--- START OF Data records ---

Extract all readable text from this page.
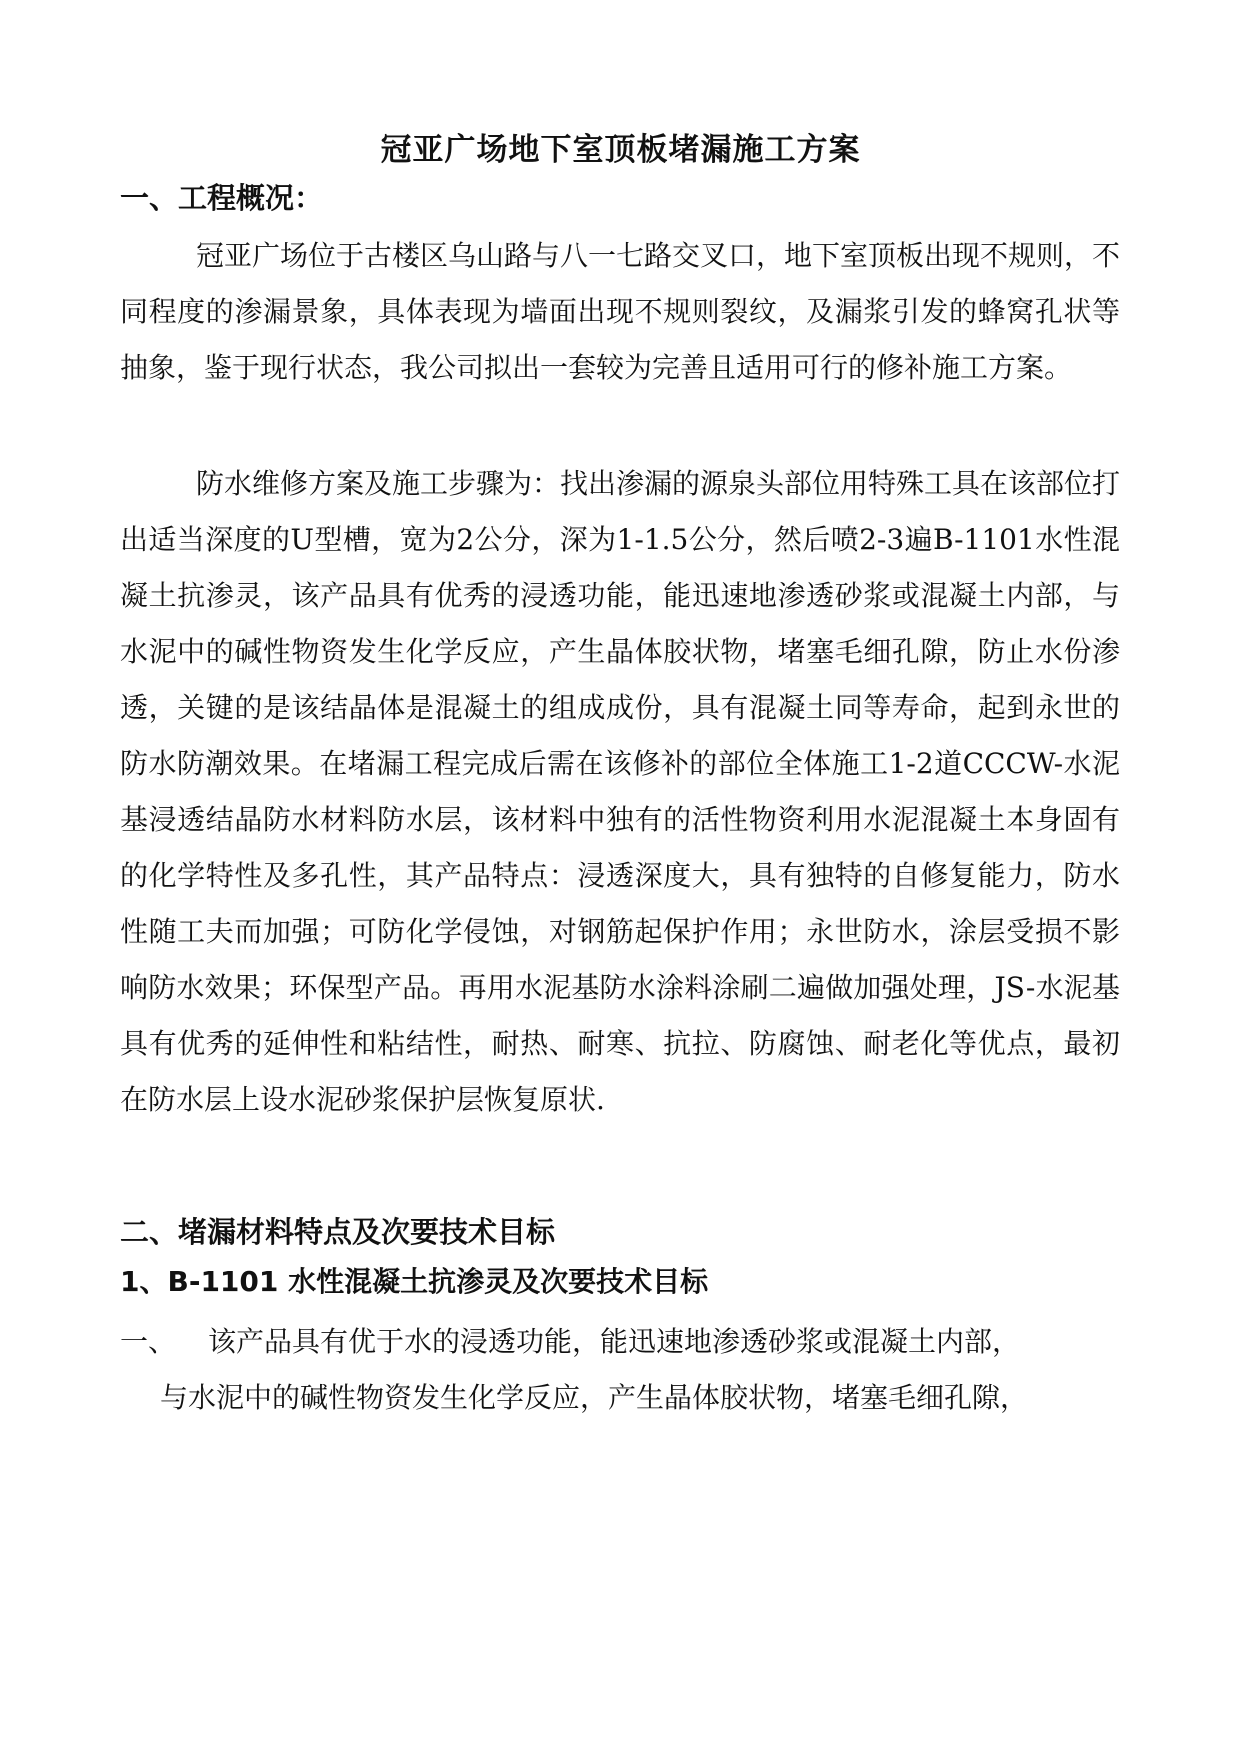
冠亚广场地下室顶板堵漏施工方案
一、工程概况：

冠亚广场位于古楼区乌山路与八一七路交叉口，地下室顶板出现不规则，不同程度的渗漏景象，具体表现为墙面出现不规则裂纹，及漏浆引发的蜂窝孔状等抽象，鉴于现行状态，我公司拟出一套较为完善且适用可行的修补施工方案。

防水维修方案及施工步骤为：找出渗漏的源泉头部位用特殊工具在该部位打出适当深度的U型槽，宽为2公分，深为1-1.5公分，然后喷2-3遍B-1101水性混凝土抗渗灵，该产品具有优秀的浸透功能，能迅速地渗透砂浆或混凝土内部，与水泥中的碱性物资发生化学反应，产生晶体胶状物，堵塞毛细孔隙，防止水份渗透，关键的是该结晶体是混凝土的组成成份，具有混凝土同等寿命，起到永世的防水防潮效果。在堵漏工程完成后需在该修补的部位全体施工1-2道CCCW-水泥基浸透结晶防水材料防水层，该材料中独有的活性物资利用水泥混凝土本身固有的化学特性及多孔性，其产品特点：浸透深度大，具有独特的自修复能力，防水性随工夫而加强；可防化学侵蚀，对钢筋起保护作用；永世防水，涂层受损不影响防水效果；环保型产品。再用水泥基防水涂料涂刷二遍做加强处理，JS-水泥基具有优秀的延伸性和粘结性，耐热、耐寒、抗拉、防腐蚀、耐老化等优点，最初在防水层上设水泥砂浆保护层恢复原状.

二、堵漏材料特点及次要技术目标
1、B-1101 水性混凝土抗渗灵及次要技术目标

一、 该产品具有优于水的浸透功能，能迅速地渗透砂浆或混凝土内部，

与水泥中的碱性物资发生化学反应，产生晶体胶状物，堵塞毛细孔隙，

--- END OF Data records ---
--- START OF Data records ---

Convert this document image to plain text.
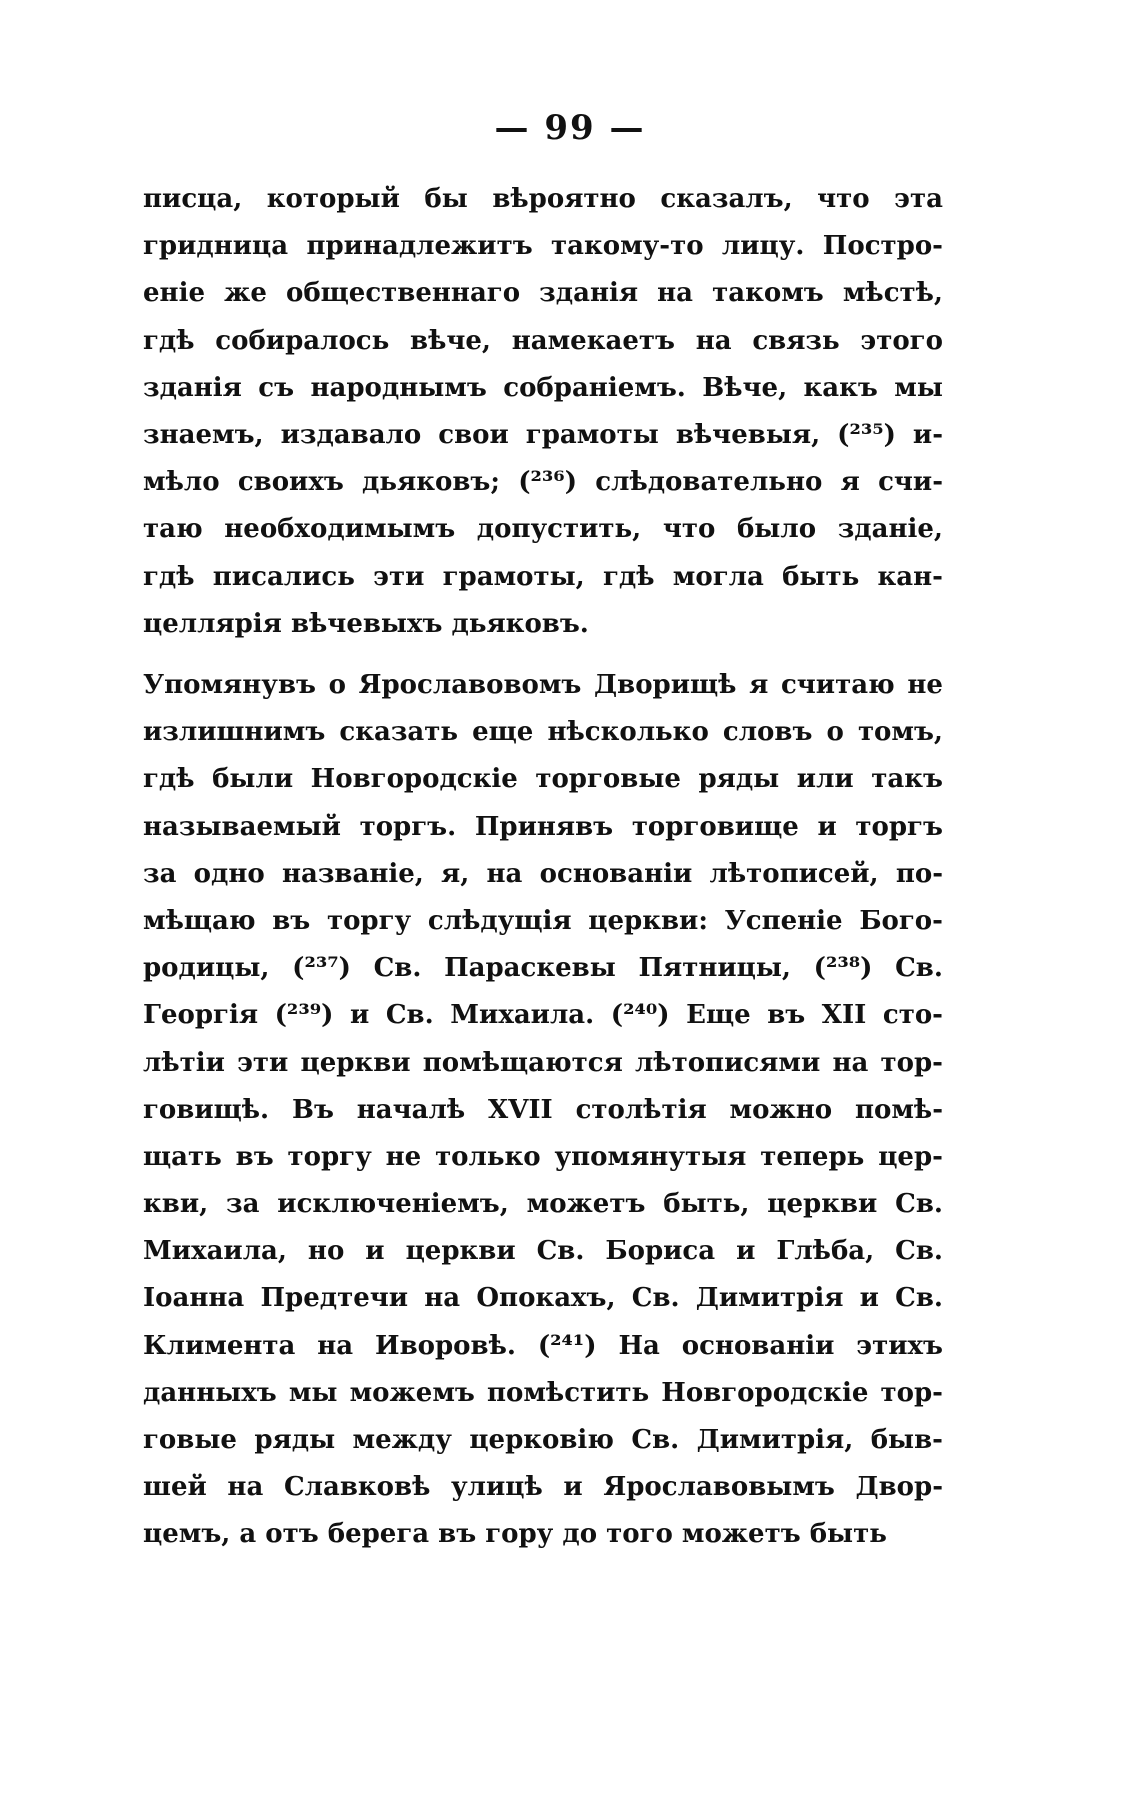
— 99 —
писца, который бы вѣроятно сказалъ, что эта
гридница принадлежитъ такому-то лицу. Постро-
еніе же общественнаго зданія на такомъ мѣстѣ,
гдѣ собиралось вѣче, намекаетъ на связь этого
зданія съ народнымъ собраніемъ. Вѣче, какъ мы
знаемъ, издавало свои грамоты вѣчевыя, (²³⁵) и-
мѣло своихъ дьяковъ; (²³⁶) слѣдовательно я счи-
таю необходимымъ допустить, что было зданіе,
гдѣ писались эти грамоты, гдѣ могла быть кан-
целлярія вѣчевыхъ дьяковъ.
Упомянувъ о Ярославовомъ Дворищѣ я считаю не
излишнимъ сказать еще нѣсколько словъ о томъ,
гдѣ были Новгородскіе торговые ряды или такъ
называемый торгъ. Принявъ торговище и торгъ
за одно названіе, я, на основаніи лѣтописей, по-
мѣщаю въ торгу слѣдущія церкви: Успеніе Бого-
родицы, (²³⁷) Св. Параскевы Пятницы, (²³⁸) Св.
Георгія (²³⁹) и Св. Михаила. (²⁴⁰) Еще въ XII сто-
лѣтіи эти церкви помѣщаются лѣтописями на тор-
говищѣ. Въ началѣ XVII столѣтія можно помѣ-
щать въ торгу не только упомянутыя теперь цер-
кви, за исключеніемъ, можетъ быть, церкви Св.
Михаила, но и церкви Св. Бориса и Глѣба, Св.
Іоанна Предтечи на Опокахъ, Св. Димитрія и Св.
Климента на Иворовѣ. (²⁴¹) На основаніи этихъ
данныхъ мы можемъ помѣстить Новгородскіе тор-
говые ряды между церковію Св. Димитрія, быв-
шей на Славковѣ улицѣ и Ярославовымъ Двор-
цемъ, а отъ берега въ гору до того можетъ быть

--- END OF Data records ---
--- START OF Data records ---

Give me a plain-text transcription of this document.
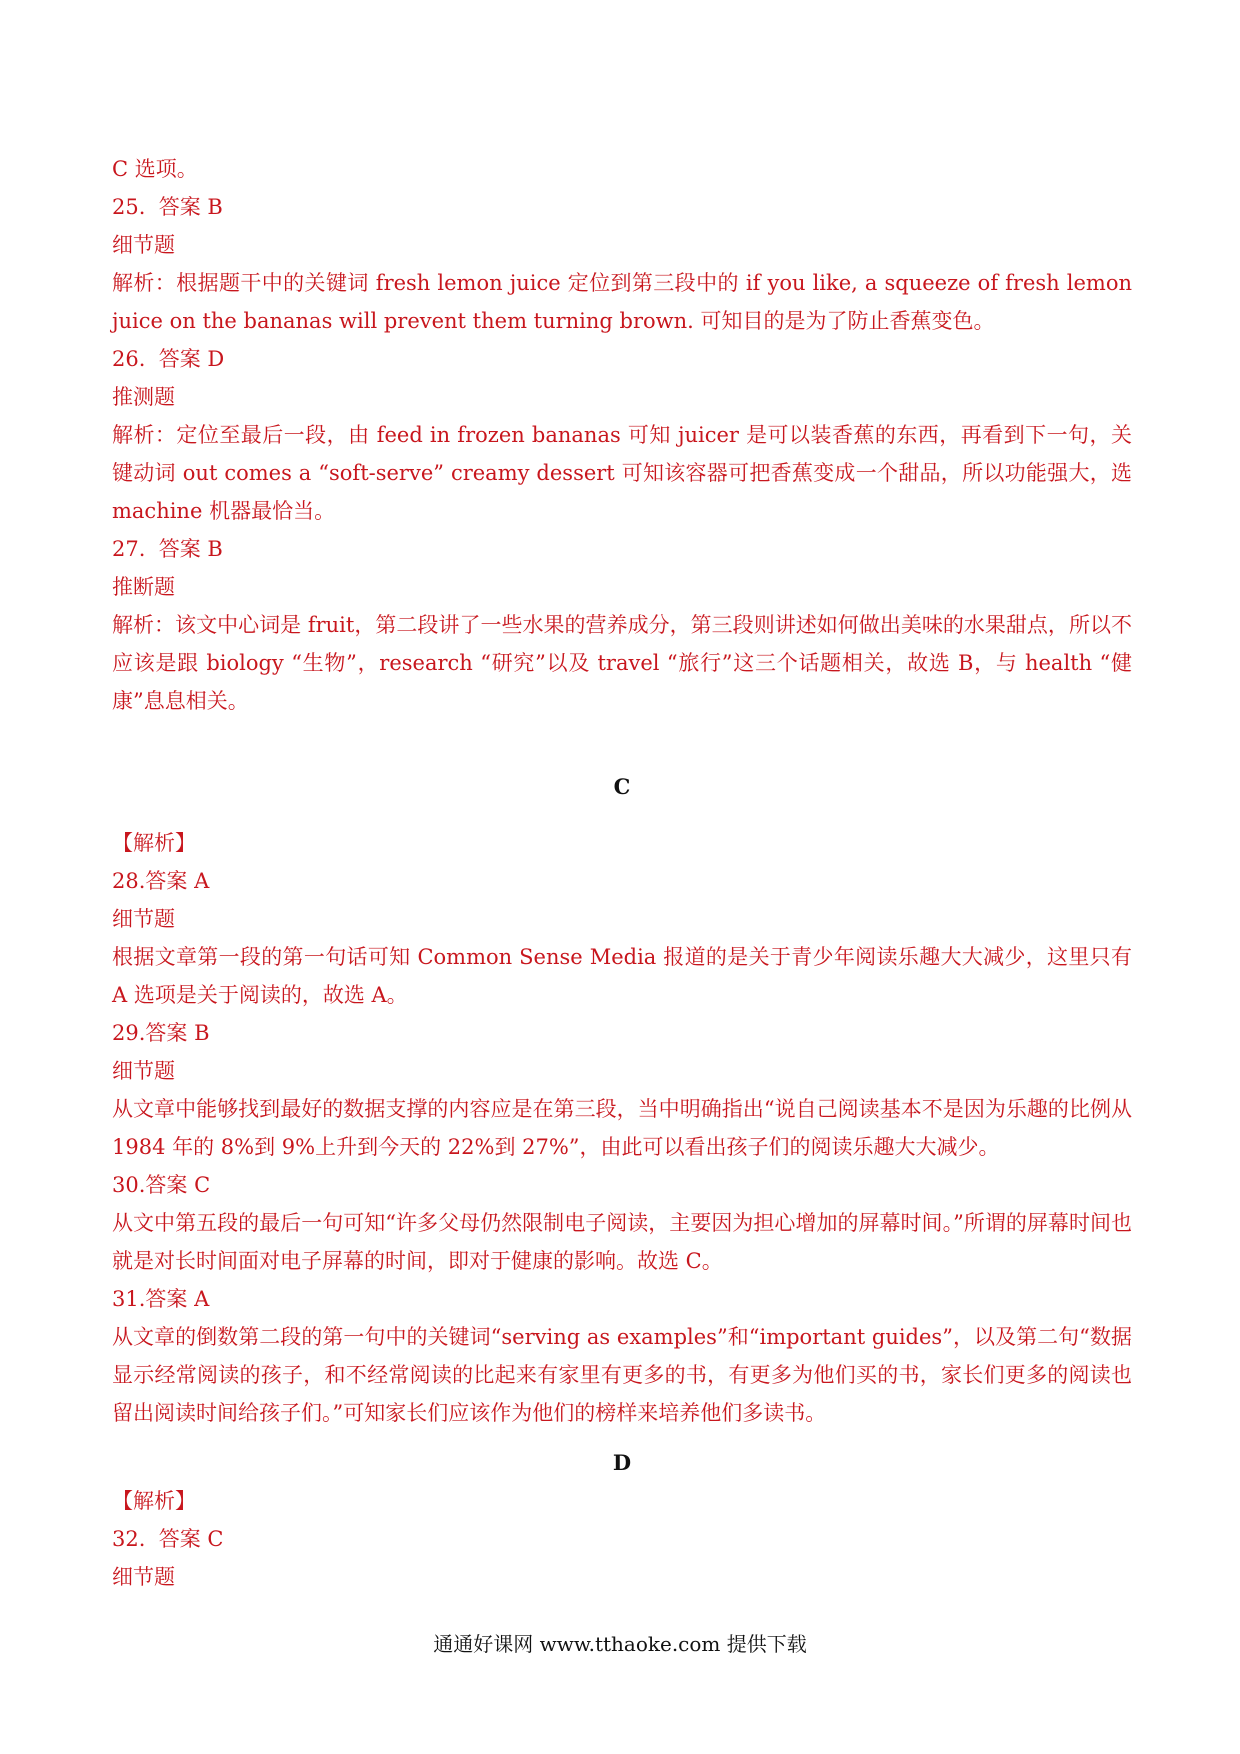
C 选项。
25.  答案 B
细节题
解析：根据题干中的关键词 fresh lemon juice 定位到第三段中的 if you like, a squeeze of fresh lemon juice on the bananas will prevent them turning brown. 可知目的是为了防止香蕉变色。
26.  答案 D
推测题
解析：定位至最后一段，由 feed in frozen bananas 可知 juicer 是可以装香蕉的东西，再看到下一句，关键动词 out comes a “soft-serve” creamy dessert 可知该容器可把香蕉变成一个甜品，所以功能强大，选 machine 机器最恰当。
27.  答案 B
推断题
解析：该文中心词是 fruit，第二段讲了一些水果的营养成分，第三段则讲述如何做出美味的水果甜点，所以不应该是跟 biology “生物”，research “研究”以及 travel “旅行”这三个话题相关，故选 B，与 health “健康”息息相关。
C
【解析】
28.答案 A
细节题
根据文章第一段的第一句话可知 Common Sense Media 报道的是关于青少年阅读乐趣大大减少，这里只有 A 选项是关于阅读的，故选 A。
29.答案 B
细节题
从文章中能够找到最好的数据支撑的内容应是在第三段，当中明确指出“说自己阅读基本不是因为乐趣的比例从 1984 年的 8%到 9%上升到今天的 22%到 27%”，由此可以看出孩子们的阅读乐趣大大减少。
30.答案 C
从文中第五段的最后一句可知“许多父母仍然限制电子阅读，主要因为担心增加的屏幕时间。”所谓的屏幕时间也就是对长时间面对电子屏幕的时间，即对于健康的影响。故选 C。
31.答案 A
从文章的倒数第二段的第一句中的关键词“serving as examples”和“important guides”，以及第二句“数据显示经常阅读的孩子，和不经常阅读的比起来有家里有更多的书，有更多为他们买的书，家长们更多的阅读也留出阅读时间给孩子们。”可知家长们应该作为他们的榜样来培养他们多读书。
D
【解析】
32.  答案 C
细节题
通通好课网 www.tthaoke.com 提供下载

--- END OF Data records ---

* **Given instruction**
The lines above form a set of records; determine how many of them contain the string "能迅速地渗透砂浆或混凝土内部" and give that number alone.

* **Response to this exercise**
2